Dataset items
--- start ---
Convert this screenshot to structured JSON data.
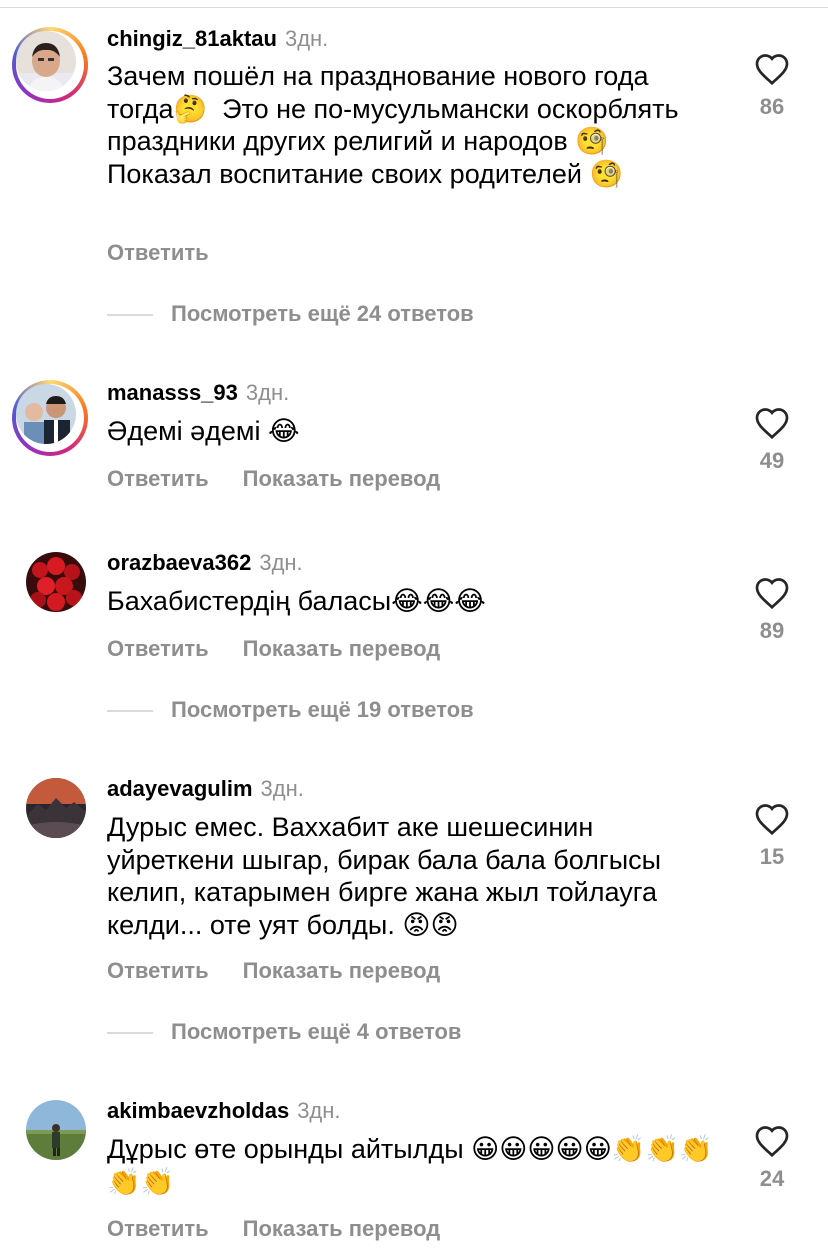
{
  "comments": [
    {
      "username": "chingiz_81aktau",
      "time": "3дн.",
      "text": "Зачем пошёл на празднование нового года тогда🤔  Это не по-мусульмански оскорблять праздники других религий и народов 🧐 Показал воспитание своих родителей 🧐",
      "reply": "Ответить",
      "translate": "",
      "likes": "86",
      "more": "Посмотреть ещё 24 ответов"
    },
    {
      "username": "manasss_93",
      "time": "3дн.",
      "text": "Әдемі әдемі 😂",
      "reply": "Ответить",
      "translate": "Показать перевод",
      "likes": "49",
      "more": ""
    },
    {
      "username": "orazbaeva362",
      "time": "3дн.",
      "text": "Бахабистердің баласы😂😂😂",
      "reply": "Ответить",
      "translate": "Показать перевод",
      "likes": "89",
      "more": "Посмотреть ещё 19 ответов"
    },
    {
      "username": "adayevagulim",
      "time": "3дн.",
      "text": "Дурыс емес. Ваххабит аке шешесинин уйреткени шыгар, бирак бала бала болгысы келип, катарымен бирге жана жыл тойлауга келди... оте уят болды. 😡😡",
      "reply": "Ответить",
      "translate": "Показать перевод",
      "likes": "15",
      "more": "Посмотреть ещё 4 ответов"
    },
    {
      "username": "akimbaevzholdas",
      "time": "3дн.",
      "text": "Дұрыс өте орынды айтылды 😀😀😀😀😀👏👏👏👏👏",
      "reply": "Ответить",
      "translate": "Показать перевод",
      "likes": "24",
      "more": ""
    }
  ],
  "icons": {
    "like": "heart-outline-icon"
  },
  "colors": {
    "secondary": "#8e8e8e",
    "divider": "#dbdbdb"
  }
}
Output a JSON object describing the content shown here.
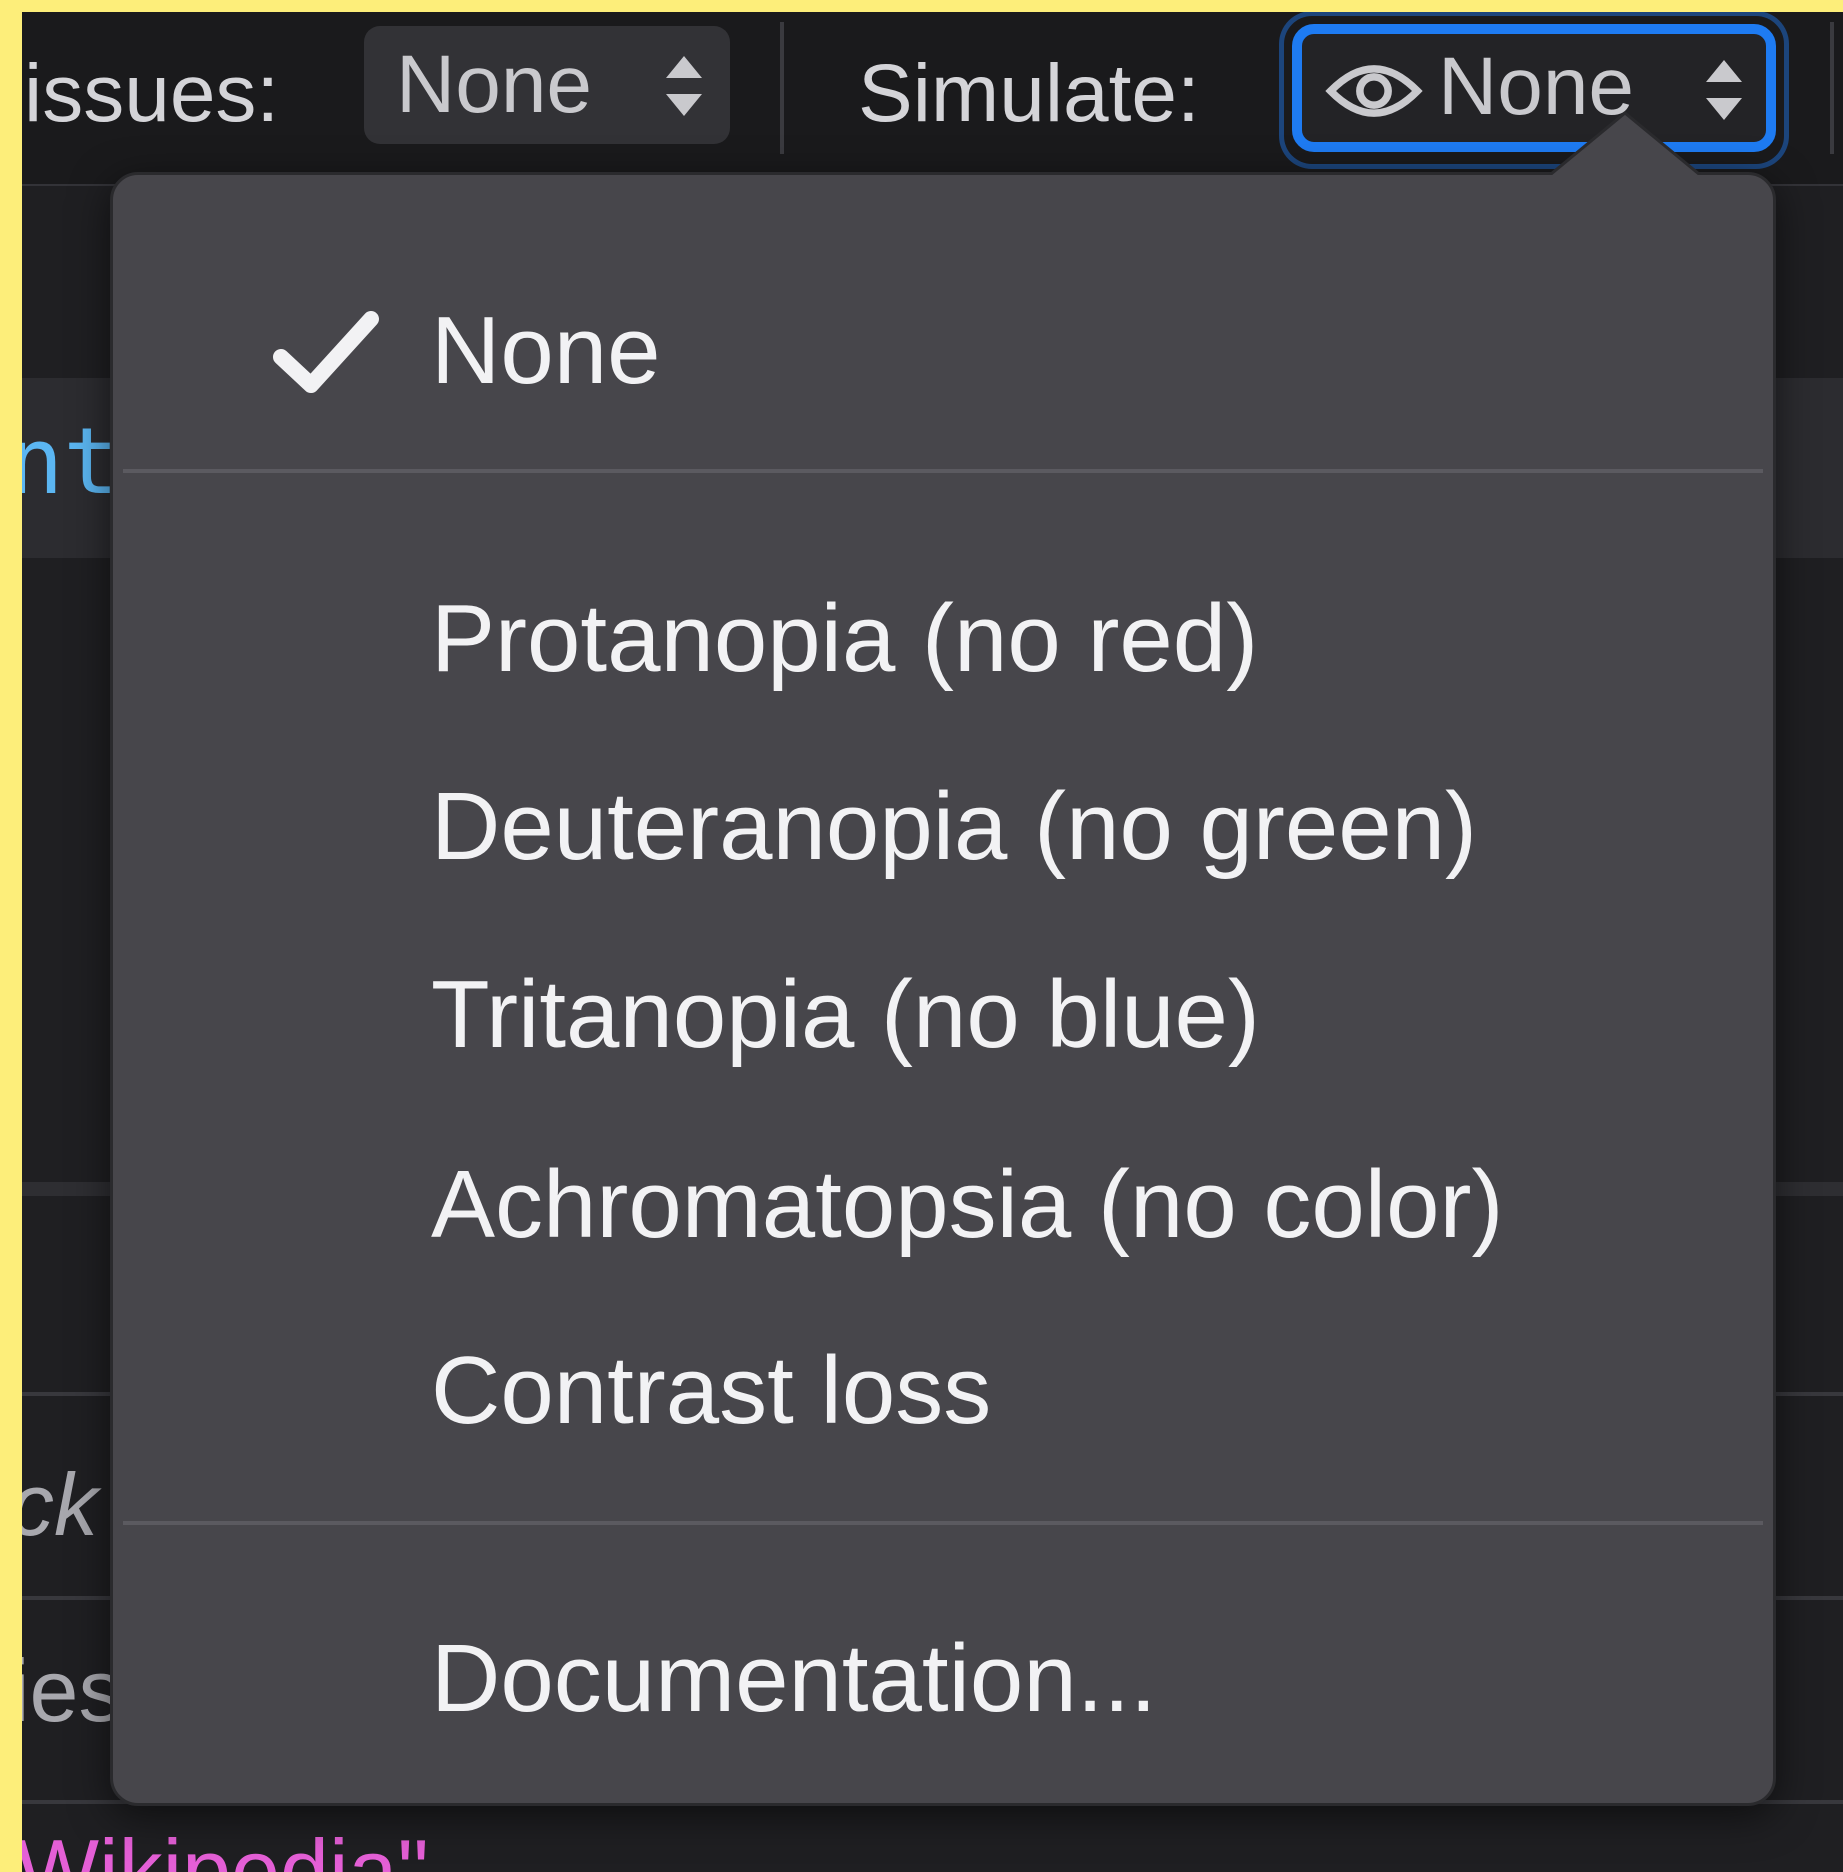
--- end ---
** SET TASK **
All lines above with "username" in them should be returned.

** RESULT OF THE TASK **
      "username": "chingiz_81aktau",
      "username": "manasss_93",
      "username": "orazbaeva362",
      "username": "adayevagulim",
      "username": "akimbaevzholdas",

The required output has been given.